## What you will do
Will you quote all of the entries, word for word?

Figure collection entries

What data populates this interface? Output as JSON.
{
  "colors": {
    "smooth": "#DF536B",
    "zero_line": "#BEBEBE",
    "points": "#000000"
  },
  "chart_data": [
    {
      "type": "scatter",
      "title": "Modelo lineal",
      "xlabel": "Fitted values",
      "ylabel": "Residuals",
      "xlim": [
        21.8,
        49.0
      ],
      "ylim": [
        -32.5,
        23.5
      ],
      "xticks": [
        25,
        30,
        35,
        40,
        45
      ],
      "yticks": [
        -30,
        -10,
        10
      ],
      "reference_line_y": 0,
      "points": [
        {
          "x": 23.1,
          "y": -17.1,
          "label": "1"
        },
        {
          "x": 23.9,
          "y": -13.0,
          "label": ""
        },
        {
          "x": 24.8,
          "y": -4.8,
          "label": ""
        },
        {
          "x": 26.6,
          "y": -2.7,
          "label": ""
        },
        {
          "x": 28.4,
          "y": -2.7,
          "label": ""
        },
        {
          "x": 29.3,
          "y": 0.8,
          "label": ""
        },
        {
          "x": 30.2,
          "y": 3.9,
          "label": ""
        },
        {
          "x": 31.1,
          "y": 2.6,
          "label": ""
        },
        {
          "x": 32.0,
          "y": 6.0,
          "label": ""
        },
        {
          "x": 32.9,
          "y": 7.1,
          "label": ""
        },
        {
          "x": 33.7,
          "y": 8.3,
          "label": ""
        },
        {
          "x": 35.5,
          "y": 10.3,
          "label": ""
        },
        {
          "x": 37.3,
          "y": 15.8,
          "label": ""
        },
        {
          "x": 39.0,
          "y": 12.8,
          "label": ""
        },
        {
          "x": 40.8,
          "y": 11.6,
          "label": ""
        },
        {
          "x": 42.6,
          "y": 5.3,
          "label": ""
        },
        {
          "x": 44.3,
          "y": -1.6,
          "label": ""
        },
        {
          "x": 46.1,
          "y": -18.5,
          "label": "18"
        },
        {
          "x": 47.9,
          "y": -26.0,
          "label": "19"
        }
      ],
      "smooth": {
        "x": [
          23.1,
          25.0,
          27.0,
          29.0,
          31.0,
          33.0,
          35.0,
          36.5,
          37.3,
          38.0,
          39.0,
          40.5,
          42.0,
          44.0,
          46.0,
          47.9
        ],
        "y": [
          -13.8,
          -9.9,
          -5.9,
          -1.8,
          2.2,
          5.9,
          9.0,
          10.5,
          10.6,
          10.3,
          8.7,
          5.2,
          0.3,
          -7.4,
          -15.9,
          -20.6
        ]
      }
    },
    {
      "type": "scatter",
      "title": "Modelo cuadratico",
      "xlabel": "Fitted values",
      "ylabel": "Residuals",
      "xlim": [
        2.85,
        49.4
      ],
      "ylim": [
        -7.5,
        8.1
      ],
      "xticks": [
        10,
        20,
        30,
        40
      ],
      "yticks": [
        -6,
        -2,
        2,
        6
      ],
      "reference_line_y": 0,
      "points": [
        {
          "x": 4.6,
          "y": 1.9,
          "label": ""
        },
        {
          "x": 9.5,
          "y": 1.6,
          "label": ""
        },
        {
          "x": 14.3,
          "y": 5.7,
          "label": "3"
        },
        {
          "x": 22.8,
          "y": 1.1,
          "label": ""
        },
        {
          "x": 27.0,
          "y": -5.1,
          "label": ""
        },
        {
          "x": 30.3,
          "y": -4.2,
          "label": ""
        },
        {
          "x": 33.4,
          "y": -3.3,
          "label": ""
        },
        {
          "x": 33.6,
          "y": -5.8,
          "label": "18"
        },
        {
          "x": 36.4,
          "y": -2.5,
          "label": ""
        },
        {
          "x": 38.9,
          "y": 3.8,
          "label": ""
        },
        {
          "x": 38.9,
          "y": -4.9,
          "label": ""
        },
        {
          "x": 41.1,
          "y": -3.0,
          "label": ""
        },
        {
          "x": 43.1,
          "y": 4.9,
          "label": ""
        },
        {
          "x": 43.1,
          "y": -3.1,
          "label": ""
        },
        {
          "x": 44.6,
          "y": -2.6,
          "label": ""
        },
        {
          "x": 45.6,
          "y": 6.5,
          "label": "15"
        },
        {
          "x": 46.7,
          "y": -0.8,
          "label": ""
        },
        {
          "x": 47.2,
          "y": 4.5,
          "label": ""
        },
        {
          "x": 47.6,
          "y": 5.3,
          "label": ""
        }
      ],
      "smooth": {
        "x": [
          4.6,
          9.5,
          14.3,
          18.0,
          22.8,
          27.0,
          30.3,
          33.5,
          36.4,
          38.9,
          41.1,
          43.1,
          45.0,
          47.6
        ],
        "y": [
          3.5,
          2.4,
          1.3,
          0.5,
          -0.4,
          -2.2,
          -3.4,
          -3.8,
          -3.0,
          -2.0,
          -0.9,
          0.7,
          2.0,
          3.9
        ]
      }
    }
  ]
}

## Solution for this exercise
What data populates this interface? Output as JSON.
{
  "colors": {
    "smooth": "#DF536B",
    "zero_line": "#BEBEBE",
    "points": "#000000"
  },
  "chart_data": [
    {
      "type": "scatter",
      "title": "Modelo lineal",
      "xlabel": "Fitted values",
      "ylabel": "Residuals",
      "xlim": [
        21.8,
        49.0
      ],
      "ylim": [
        -32.5,
        23.5
      ],
      "xticks": [
        25,
        30,
        35,
        40,
        45
      ],
      "yticks": [
        -30,
        -10,
        10
      ],
      "reference_line_y": 0,
      "points": [
        {
          "x": 23.1,
          "y": -17.1,
          "label": "1"
        },
        {
          "x": 23.9,
          "y": -13.0,
          "label": ""
        },
        {
          "x": 24.8,
          "y": -4.8,
          "label": ""
        },
        {
          "x": 26.6,
          "y": -2.7,
          "label": ""
        },
        {
          "x": 28.4,
          "y": -2.7,
          "label": ""
        },
        {
          "x": 29.3,
          "y": 0.8,
          "label": ""
        },
        {
          "x": 30.2,
          "y": 3.9,
          "label": ""
        },
        {
          "x": 31.1,
          "y": 2.6,
          "label": ""
        },
        {
          "x": 32.0,
          "y": 6.0,
          "label": ""
        },
        {
          "x": 32.9,
          "y": 7.1,
          "label": ""
        },
        {
          "x": 33.7,
          "y": 8.3,
          "label": ""
        },
        {
          "x": 35.5,
          "y": 10.3,
          "label": ""
        },
        {
          "x": 37.3,
          "y": 15.8,
          "label": ""
        },
        {
          "x": 39.0,
          "y": 12.8,
          "label": ""
        },
        {
          "x": 40.8,
          "y": 11.6,
          "label": ""
        },
        {
          "x": 42.6,
          "y": 5.3,
          "label": ""
        },
        {
          "x": 44.3,
          "y": -1.6,
          "label": ""
        },
        {
          "x": 46.1,
          "y": -18.5,
          "label": "18"
        },
        {
          "x": 47.9,
          "y": -26.0,
          "label": "19"
        }
      ],
      "smooth": {
        "x": [
          23.1,
          25.0,
          27.0,
          29.0,
          31.0,
          33.0,
          35.0,
          36.5,
          37.3,
          38.0,
          39.0,
          40.5,
          42.0,
          44.0,
          46.0,
          47.9
        ],
        "y": [
          -13.8,
          -9.9,
          -5.9,
          -1.8,
          2.2,
          5.9,
          9.0,
          10.5,
          10.6,
          10.3,
          8.7,
          5.2,
          0.3,
          -7.4,
          -15.9,
          -20.6
        ]
      }
    },
    {
      "type": "scatter",
      "title": "Modelo cuadratico",
      "xlabel": "Fitted values",
      "ylabel": "Residuals",
      "xlim": [
        2.85,
        49.4
      ],
      "ylim": [
        -7.5,
        8.1
      ],
      "xticks": [
        10,
        20,
        30,
        40
      ],
      "yticks": [
        -6,
        -2,
        2,
        6
      ],
      "reference_line_y": 0,
      "points": [
        {
          "x": 4.6,
          "y": 1.9,
          "label": ""
        },
        {
          "x": 9.5,
          "y": 1.6,
          "label": ""
        },
        {
          "x": 14.3,
          "y": 5.7,
          "label": "3"
        },
        {
          "x": 22.8,
          "y": 1.1,
          "label": ""
        },
        {
          "x": 27.0,
          "y": -5.1,
          "label": ""
        },
        {
          "x": 30.3,
          "y": -4.2,
          "label": ""
        },
        {
          "x": 33.4,
          "y": -3.3,
          "label": ""
        },
        {
          "x": 33.6,
          "y": -5.8,
          "label": "18"
        },
        {
          "x": 36.4,
          "y": -2.5,
          "label": ""
        },
        {
          "x": 38.9,
          "y": 3.8,
          "label": ""
        },
        {
          "x": 38.9,
          "y": -4.9,
          "label": ""
        },
        {
          "x": 41.1,
          "y": -3.0,
          "label": ""
        },
        {
          "x": 43.1,
          "y": 4.9,
          "label": ""
        },
        {
          "x": 43.1,
          "y": -3.1,
          "label": ""
        },
        {
          "x": 44.6,
          "y": -2.6,
          "label": ""
        },
        {
          "x": 45.6,
          "y": 6.5,
          "label": "15"
        },
        {
          "x": 46.7,
          "y": -0.8,
          "label": ""
        },
        {
          "x": 47.2,
          "y": 4.5,
          "label": ""
        },
        {
          "x": 47.6,
          "y": 5.3,
          "label": ""
        }
      ],
      "smooth": {
        "x": [
          4.6,
          9.5,
          14.3,
          18.0,
          22.8,
          27.0,
          30.3,
          33.5,
          36.4,
          38.9,
          41.1,
          43.1,
          45.0,
          47.6
        ],
        "y": [
          3.5,
          2.4,
          1.3,
          0.5,
          -0.4,
          -2.2,
          -3.4,
          -3.8,
          -3.0,
          -2.0,
          -0.9,
          0.7,
          2.0,
          3.9
        ]
      }
    }
  ]
}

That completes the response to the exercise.